Stored data:
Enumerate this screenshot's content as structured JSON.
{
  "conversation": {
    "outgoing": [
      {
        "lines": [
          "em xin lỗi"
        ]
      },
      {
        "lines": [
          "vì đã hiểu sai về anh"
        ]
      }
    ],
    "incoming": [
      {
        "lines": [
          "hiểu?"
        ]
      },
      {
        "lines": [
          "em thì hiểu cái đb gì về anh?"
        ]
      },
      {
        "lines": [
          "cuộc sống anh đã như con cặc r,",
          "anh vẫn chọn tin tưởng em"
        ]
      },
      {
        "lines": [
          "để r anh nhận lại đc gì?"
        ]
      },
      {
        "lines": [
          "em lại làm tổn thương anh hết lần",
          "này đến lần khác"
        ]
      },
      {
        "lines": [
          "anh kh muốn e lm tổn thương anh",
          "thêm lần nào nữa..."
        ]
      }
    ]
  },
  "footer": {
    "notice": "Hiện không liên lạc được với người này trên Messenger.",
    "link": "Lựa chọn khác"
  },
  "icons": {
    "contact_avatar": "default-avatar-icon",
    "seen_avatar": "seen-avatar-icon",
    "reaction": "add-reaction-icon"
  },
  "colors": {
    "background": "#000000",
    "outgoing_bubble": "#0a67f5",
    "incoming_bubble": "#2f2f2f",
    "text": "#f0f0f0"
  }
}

→ **EXERCISE INSTRUCTIONS**: Print back all the lines verbatim.

→ **FULL ANSWER**:
Enumerate this screenshot's content as structured JSON.
{
  "conversation": {
    "outgoing": [
      {
        "lines": [
          "em xin lỗi"
        ]
      },
      {
        "lines": [
          "vì đã hiểu sai về anh"
        ]
      }
    ],
    "incoming": [
      {
        "lines": [
          "hiểu?"
        ]
      },
      {
        "lines": [
          "em thì hiểu cái đb gì về anh?"
        ]
      },
      {
        "lines": [
          "cuộc sống anh đã như con cặc r,",
          "anh vẫn chọn tin tưởng em"
        ]
      },
      {
        "lines": [
          "để r anh nhận lại đc gì?"
        ]
      },
      {
        "lines": [
          "em lại làm tổn thương anh hết lần",
          "này đến lần khác"
        ]
      },
      {
        "lines": [
          "anh kh muốn e lm tổn thương anh",
          "thêm lần nào nữa..."
        ]
      }
    ]
  },
  "footer": {
    "notice": "Hiện không liên lạc được với người này trên Messenger.",
    "link": "Lựa chọn khác"
  },
  "icons": {
    "contact_avatar": "default-avatar-icon",
    "seen_avatar": "seen-avatar-icon",
    "reaction": "add-reaction-icon"
  },
  "colors": {
    "background": "#000000",
    "outgoing_bubble": "#0a67f5",
    "incoming_bubble": "#2f2f2f",
    "text": "#f0f0f0"
  }
}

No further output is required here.